= Assignment =
Pull every line containing "Track" from the data.

Records drawn from a dataset
________________
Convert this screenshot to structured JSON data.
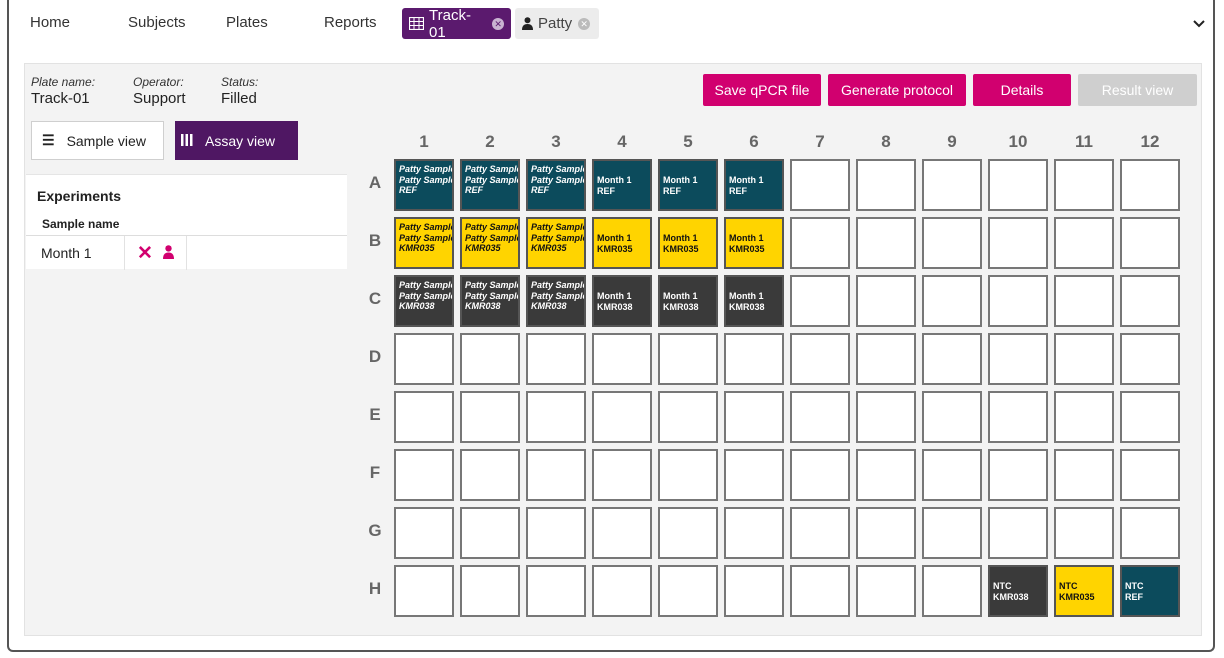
{
  "nav": {
    "items": [
      "Home",
      "Subjects",
      "Plates",
      "Reports"
    ],
    "active_tab": "Track-01",
    "second_tab": "Patty"
  },
  "plate_info": {
    "name_label": "Plate name:",
    "name_value": "Track-01",
    "operator_label": "Operator:",
    "operator_value": "Support",
    "status_label": "Status:",
    "status_value": "Filled"
  },
  "actions": {
    "save": "Save qPCR file",
    "generate": "Generate protocol",
    "details": "Details",
    "result": "Result view"
  },
  "views": {
    "sample": "Sample view",
    "assay": "Assay view"
  },
  "experiments": {
    "title": "Experiments",
    "column": "Sample name",
    "rows": [
      {
        "name": "Month 1"
      }
    ]
  },
  "plate": {
    "columns": [
      "1",
      "2",
      "3",
      "4",
      "5",
      "6",
      "7",
      "8",
      "9",
      "10",
      "11",
      "12"
    ],
    "rows": [
      "A",
      "B",
      "C",
      "D",
      "E",
      "F",
      "G",
      "H"
    ],
    "colors": {
      "teal": "#0c4b5c",
      "yellow": "#ffd400",
      "dark": "#3a3a3a"
    },
    "wells": [
      {
        "r": "A",
        "c": 1,
        "color": "teal",
        "italic": true,
        "lines": [
          "Patty Sample",
          "Patty Sample",
          "REF"
        ]
      },
      {
        "r": "A",
        "c": 2,
        "color": "teal",
        "italic": true,
        "lines": [
          "Patty Sample",
          "Patty Sample",
          "REF"
        ]
      },
      {
        "r": "A",
        "c": 3,
        "color": "teal",
        "italic": true,
        "lines": [
          "Patty Sample",
          "Patty Sample",
          "REF"
        ]
      },
      {
        "r": "A",
        "c": 4,
        "color": "teal",
        "italic": false,
        "lines": [
          "Month 1",
          "REF"
        ]
      },
      {
        "r": "A",
        "c": 5,
        "color": "teal",
        "italic": false,
        "lines": [
          "Month 1",
          "REF"
        ]
      },
      {
        "r": "A",
        "c": 6,
        "color": "teal",
        "italic": false,
        "lines": [
          "Month 1",
          "REF"
        ]
      },
      {
        "r": "B",
        "c": 1,
        "color": "yellow",
        "italic": true,
        "lines": [
          "Patty Sample",
          "Patty Sample",
          "KMR035"
        ]
      },
      {
        "r": "B",
        "c": 2,
        "color": "yellow",
        "italic": true,
        "lines": [
          "Patty Sample",
          "Patty Sample",
          "KMR035"
        ]
      },
      {
        "r": "B",
        "c": 3,
        "color": "yellow",
        "italic": true,
        "lines": [
          "Patty Sample",
          "Patty Sample",
          "KMR035"
        ]
      },
      {
        "r": "B",
        "c": 4,
        "color": "yellow",
        "italic": false,
        "lines": [
          "Month 1",
          "KMR035"
        ]
      },
      {
        "r": "B",
        "c": 5,
        "color": "yellow",
        "italic": false,
        "lines": [
          "Month 1",
          "KMR035"
        ]
      },
      {
        "r": "B",
        "c": 6,
        "color": "yellow",
        "italic": false,
        "lines": [
          "Month 1",
          "KMR035"
        ]
      },
      {
        "r": "C",
        "c": 1,
        "color": "dark",
        "italic": true,
        "lines": [
          "Patty Sample",
          "Patty Sample",
          "KMR038"
        ]
      },
      {
        "r": "C",
        "c": 2,
        "color": "dark",
        "italic": true,
        "lines": [
          "Patty Sample",
          "Patty Sample",
          "KMR038"
        ]
      },
      {
        "r": "C",
        "c": 3,
        "color": "dark",
        "italic": true,
        "lines": [
          "Patty Sample",
          "Patty Sample",
          "KMR038"
        ]
      },
      {
        "r": "C",
        "c": 4,
        "color": "dark",
        "italic": false,
        "lines": [
          "Month 1",
          "KMR038"
        ]
      },
      {
        "r": "C",
        "c": 5,
        "color": "dark",
        "italic": false,
        "lines": [
          "Month 1",
          "KMR038"
        ]
      },
      {
        "r": "C",
        "c": 6,
        "color": "dark",
        "italic": false,
        "lines": [
          "Month 1",
          "KMR038"
        ]
      },
      {
        "r": "H",
        "c": 10,
        "color": "dark",
        "italic": false,
        "lines": [
          "NTC",
          "KMR038"
        ]
      },
      {
        "r": "H",
        "c": 11,
        "color": "yellow",
        "italic": false,
        "lines": [
          "NTC",
          "KMR035"
        ]
      },
      {
        "r": "H",
        "c": 12,
        "color": "teal",
        "italic": false,
        "lines": [
          "NTC",
          "REF"
        ]
      }
    ]
  }
}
________________
= Response area =
    "active_tab": "Track-01",
    "name_value": "Track-01",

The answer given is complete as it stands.